**Prompt:** In the lines below, how many hold the word "Sachschäden"? Answer only with the number.

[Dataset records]

########################################

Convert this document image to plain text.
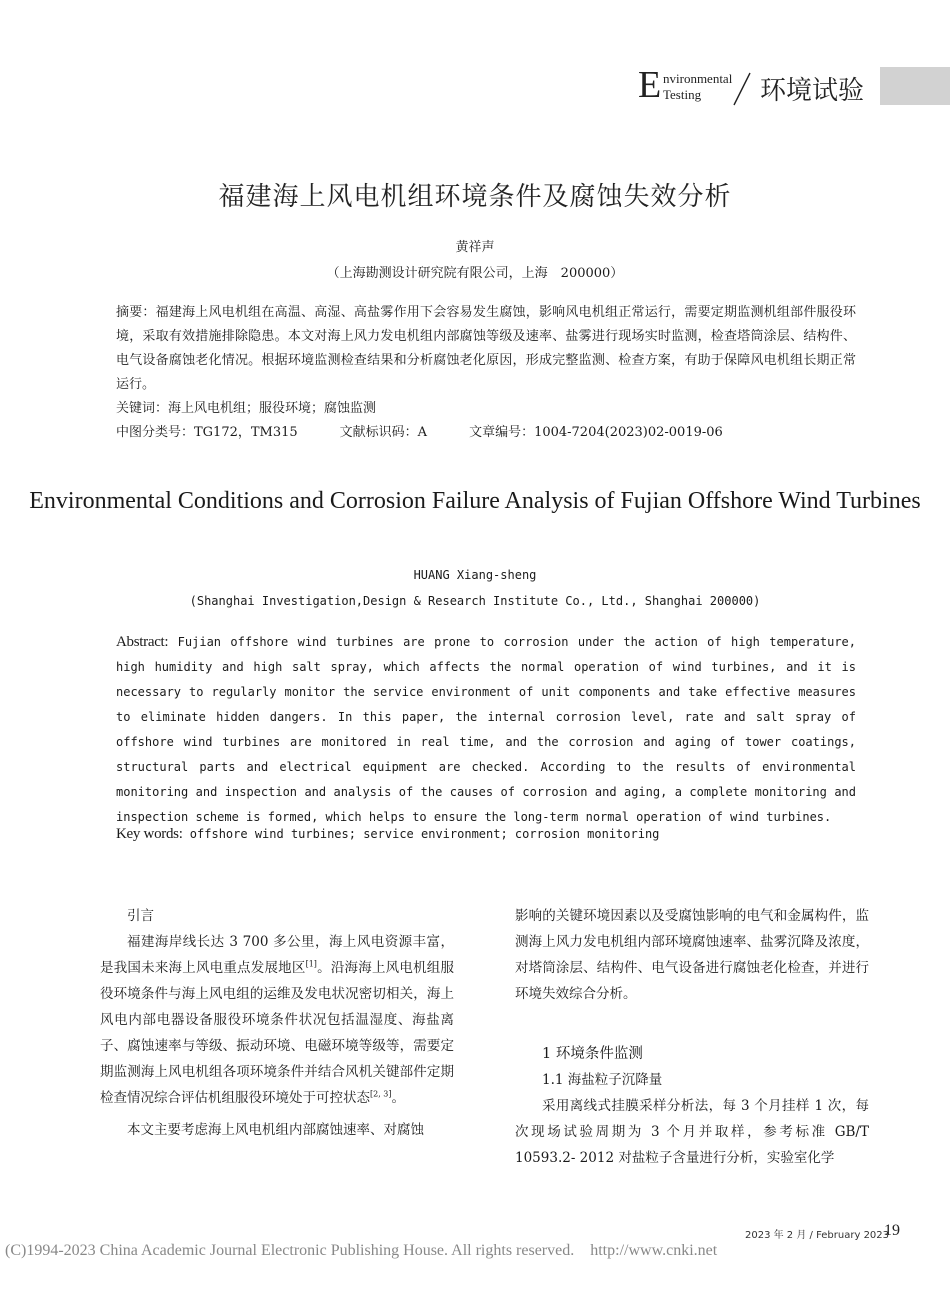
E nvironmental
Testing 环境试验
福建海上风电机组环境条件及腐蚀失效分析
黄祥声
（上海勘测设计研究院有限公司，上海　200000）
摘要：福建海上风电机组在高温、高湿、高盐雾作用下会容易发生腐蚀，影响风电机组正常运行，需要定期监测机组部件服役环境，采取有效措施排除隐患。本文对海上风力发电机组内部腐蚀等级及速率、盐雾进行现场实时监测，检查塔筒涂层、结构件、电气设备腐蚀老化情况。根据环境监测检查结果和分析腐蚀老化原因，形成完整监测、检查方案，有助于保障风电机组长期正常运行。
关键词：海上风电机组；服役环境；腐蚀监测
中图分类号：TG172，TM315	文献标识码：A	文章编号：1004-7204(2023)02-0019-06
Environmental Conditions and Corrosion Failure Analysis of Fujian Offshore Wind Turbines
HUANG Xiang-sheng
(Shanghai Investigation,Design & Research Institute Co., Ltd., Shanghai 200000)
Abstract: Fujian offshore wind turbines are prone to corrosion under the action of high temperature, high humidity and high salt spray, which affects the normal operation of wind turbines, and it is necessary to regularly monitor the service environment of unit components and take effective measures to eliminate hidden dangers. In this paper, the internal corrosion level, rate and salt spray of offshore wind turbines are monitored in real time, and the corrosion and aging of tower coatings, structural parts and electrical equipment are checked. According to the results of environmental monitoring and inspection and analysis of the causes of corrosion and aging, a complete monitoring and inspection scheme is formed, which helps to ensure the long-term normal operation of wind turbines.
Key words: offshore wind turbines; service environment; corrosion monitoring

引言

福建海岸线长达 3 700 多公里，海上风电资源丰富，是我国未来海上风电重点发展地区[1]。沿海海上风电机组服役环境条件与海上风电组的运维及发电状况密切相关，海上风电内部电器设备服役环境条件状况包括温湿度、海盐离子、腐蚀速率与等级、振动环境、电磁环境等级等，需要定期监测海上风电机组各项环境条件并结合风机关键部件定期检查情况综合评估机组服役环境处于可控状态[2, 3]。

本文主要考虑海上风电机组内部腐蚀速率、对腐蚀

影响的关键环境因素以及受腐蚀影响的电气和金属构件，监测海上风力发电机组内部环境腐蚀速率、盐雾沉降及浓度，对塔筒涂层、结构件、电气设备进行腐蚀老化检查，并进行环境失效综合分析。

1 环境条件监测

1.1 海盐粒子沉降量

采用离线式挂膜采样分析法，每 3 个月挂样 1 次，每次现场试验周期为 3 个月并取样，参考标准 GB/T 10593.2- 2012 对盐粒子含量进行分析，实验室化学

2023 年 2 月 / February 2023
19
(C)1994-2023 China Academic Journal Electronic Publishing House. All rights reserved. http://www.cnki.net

########################################

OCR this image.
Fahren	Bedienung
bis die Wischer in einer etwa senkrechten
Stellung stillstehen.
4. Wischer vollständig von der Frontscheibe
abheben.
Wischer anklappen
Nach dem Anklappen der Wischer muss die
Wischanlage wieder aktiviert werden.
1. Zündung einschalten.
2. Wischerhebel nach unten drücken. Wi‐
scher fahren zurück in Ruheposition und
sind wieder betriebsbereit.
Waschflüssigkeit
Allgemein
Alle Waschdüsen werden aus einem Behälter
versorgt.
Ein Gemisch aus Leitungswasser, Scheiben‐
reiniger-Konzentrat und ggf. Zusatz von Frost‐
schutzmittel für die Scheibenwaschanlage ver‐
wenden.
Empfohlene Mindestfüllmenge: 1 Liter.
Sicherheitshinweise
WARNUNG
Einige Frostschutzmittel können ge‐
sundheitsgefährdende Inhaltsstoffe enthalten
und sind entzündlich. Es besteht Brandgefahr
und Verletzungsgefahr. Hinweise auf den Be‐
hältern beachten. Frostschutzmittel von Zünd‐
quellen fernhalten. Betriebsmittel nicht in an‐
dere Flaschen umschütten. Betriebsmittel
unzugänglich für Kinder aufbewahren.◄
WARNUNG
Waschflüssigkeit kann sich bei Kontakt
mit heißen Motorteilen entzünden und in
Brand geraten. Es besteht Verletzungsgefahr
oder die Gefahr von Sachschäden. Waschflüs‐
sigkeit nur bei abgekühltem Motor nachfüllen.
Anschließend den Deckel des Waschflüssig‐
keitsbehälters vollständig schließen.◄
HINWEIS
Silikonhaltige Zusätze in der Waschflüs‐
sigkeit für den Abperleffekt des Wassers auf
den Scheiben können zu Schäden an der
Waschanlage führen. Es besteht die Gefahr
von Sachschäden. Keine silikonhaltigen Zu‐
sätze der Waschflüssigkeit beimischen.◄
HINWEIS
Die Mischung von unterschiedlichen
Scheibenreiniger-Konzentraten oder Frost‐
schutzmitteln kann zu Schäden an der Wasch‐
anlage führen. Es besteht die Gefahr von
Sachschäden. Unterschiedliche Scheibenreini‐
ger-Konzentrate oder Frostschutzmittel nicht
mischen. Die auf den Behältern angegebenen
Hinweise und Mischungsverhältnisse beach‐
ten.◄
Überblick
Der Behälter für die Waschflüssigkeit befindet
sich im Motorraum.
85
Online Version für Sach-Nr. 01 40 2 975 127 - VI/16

########################################

**Answer to this exercise:** 3